* start Provided records *
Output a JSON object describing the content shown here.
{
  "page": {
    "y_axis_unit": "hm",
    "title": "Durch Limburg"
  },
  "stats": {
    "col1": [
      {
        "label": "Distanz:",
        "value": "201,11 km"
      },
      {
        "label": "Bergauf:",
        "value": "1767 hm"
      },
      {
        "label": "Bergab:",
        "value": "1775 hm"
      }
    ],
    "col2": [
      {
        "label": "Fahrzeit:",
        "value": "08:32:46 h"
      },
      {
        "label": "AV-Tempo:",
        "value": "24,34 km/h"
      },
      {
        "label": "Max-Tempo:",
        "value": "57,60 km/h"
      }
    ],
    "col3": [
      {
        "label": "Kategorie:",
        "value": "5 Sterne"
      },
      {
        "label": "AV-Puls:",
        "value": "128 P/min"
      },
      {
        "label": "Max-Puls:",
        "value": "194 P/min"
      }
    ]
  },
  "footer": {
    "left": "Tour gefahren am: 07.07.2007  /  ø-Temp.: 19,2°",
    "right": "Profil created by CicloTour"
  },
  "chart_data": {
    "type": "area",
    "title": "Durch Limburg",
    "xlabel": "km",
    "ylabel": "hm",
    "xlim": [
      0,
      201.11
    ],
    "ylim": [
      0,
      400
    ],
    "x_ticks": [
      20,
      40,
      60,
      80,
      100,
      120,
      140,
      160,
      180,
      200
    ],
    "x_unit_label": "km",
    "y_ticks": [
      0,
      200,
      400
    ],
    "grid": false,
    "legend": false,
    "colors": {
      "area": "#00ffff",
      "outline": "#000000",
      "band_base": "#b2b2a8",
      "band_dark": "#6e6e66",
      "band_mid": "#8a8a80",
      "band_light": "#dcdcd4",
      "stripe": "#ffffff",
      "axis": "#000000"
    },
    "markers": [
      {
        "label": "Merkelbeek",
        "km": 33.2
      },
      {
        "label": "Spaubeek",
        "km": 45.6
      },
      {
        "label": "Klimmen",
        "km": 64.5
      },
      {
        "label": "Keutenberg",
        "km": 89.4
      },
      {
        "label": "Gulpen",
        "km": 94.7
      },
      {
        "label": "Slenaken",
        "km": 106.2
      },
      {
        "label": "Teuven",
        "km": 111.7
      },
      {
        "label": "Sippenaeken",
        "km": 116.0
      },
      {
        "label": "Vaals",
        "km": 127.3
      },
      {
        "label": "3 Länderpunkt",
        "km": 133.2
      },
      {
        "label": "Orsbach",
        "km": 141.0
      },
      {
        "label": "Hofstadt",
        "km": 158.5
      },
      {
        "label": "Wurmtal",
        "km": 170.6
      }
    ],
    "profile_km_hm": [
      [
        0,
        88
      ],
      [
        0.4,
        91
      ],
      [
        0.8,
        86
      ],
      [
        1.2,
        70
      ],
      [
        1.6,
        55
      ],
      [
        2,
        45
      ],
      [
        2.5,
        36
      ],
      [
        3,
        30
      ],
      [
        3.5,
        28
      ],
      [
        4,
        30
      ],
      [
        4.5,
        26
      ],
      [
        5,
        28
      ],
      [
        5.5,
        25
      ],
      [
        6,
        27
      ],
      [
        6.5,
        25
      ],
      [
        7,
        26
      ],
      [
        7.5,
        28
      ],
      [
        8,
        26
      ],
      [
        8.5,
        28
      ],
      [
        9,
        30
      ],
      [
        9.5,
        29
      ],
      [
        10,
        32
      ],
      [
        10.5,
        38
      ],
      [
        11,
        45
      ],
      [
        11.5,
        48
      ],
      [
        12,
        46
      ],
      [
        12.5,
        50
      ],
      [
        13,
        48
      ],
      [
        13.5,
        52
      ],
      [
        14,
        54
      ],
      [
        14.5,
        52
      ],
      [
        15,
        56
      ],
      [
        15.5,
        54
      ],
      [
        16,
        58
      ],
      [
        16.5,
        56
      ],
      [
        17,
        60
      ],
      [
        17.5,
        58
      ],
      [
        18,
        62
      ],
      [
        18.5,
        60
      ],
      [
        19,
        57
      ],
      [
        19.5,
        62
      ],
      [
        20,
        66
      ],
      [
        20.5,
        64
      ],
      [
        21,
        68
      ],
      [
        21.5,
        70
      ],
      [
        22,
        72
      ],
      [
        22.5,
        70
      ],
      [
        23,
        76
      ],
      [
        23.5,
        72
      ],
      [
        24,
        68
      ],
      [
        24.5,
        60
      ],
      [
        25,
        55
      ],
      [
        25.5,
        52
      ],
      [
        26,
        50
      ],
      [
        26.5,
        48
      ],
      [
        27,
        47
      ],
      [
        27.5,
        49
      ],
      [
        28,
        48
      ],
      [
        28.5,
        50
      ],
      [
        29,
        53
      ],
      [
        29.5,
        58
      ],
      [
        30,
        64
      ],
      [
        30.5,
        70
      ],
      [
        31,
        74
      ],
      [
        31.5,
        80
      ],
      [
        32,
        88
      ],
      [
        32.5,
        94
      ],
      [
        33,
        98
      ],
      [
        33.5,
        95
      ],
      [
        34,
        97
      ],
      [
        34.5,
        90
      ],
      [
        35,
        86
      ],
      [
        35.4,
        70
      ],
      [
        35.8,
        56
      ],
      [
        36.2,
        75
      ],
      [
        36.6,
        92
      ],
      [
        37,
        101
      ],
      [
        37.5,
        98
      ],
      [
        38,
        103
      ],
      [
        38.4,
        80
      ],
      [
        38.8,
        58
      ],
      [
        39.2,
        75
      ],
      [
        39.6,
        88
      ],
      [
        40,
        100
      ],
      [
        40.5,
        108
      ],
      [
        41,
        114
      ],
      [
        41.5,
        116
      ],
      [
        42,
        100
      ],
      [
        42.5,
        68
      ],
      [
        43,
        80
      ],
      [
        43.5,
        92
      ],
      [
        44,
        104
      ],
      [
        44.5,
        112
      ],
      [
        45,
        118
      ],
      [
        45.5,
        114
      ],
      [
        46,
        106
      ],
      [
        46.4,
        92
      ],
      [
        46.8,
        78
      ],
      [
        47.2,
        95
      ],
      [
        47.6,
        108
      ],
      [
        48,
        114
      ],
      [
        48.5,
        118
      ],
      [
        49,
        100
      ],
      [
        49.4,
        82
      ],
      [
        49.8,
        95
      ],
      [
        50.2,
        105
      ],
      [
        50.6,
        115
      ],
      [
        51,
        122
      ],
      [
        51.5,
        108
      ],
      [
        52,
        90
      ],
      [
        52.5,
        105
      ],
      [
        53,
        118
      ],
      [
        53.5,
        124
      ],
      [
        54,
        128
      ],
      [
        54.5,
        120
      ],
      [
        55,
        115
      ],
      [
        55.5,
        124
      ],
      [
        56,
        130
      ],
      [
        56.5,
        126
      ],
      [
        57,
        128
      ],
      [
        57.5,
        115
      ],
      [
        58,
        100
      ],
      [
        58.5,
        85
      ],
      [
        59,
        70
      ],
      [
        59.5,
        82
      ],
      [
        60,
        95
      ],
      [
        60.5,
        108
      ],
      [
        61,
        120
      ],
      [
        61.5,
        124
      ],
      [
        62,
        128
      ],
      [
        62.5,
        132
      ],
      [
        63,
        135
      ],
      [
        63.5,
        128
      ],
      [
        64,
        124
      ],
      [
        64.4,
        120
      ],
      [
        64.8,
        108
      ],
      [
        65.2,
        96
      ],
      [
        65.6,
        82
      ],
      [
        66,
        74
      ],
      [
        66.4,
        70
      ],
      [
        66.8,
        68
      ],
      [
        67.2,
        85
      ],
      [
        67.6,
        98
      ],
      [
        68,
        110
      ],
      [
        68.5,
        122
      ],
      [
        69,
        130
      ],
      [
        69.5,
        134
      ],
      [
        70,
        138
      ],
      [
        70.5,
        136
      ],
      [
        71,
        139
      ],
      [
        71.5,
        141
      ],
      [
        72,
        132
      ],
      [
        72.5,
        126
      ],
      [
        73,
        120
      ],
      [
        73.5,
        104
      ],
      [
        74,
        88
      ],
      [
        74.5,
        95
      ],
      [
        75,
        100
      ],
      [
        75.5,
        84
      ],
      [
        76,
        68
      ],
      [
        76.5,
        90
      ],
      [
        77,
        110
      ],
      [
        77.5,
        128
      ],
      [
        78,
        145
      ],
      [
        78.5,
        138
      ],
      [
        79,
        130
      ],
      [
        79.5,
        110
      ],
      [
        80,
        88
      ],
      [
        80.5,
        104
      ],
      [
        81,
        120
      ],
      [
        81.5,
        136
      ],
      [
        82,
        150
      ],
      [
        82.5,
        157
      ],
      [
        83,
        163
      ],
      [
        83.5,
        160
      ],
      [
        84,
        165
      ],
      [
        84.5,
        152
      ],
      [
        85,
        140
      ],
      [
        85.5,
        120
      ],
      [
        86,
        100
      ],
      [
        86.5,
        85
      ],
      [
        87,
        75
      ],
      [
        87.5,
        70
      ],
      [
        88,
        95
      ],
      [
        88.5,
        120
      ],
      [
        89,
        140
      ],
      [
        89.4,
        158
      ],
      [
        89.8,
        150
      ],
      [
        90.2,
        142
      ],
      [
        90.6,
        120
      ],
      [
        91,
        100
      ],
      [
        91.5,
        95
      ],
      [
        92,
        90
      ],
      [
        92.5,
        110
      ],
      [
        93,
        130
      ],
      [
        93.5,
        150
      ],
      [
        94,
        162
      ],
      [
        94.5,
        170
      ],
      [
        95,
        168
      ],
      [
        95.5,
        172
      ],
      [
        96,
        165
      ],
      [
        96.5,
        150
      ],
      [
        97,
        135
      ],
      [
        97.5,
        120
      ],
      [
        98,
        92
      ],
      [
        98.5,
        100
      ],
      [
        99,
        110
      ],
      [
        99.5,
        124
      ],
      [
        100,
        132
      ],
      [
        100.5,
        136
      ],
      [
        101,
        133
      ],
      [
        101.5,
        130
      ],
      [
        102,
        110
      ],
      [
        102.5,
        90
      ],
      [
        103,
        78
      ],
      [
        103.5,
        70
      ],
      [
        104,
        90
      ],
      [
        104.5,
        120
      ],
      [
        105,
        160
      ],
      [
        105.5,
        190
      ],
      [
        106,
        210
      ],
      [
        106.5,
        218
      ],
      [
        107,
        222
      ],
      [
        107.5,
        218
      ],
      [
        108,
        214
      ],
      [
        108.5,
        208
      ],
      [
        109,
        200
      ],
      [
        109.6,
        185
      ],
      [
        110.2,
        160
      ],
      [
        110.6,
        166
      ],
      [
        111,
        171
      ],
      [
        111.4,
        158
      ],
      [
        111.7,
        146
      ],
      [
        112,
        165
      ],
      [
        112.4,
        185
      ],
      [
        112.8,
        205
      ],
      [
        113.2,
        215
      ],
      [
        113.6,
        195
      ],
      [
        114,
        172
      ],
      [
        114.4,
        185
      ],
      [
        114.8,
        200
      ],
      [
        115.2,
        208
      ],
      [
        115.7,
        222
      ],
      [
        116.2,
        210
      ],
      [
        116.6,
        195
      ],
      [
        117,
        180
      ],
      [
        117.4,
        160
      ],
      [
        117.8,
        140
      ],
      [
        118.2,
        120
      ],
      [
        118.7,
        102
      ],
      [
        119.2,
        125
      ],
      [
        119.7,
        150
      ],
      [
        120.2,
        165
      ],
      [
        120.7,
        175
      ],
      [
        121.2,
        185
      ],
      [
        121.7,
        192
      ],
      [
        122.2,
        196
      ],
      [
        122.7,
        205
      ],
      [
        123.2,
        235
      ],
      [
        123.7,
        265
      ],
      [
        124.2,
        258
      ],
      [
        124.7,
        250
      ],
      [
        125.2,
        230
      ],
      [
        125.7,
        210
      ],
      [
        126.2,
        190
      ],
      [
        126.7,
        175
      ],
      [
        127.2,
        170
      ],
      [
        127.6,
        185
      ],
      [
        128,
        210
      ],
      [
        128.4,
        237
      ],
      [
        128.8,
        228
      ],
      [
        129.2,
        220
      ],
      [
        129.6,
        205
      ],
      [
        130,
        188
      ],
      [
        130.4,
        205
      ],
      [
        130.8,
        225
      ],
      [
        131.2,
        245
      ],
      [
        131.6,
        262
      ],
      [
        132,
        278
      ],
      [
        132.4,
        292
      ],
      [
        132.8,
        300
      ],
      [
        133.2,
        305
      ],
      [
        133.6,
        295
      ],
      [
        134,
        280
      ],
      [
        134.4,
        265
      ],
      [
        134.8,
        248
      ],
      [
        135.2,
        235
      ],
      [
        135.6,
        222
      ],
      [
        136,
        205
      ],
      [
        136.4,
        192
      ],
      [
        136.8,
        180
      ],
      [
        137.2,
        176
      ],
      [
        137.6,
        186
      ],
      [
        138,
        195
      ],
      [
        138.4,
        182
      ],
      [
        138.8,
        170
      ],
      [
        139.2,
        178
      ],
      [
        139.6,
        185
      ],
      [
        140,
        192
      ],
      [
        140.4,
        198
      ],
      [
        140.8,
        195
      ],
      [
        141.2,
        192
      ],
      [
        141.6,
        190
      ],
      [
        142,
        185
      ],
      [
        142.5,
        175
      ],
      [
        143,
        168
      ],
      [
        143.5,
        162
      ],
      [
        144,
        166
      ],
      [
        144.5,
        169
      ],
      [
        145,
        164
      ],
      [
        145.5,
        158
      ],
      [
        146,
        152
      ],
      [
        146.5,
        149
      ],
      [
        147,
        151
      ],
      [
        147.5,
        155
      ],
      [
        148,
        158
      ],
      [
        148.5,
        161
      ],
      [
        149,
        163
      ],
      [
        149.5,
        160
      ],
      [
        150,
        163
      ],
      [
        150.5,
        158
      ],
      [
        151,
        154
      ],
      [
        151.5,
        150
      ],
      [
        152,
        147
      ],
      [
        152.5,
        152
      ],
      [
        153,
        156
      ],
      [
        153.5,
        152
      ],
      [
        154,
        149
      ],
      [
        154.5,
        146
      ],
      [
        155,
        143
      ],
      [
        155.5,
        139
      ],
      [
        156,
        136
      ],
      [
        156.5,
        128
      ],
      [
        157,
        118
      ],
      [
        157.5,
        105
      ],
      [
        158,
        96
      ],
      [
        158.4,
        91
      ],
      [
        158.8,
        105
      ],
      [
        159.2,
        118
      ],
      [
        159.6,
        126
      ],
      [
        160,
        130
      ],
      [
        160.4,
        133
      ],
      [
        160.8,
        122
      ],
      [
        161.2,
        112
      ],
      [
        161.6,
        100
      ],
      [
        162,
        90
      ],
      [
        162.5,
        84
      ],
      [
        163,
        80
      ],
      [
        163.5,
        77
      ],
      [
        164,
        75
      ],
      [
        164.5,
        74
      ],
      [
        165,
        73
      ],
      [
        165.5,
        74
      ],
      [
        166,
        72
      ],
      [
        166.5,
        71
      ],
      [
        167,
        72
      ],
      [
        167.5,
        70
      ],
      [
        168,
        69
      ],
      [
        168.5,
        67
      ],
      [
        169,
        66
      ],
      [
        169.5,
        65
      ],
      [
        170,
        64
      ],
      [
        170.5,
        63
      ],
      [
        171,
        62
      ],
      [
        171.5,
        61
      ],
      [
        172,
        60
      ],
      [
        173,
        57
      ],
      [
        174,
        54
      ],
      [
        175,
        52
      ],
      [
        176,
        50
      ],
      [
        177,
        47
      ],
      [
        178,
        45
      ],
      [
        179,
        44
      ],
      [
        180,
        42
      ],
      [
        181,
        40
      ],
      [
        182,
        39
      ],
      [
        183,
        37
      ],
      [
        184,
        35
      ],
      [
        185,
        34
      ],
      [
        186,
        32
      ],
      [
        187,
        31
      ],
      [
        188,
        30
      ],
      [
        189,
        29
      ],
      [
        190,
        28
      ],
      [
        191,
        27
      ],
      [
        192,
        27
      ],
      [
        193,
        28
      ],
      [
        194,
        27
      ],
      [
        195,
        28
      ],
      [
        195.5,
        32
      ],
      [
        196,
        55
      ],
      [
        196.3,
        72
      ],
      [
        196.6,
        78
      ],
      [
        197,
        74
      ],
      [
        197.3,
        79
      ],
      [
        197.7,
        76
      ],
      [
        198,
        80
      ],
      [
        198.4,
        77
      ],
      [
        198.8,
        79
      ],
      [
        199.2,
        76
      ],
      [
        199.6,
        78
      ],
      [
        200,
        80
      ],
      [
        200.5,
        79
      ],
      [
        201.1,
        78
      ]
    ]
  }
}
* end Provided records *
## Task
Only a number is wanted here: how many lines in the data above include the string "title"?

## Exercise answer
2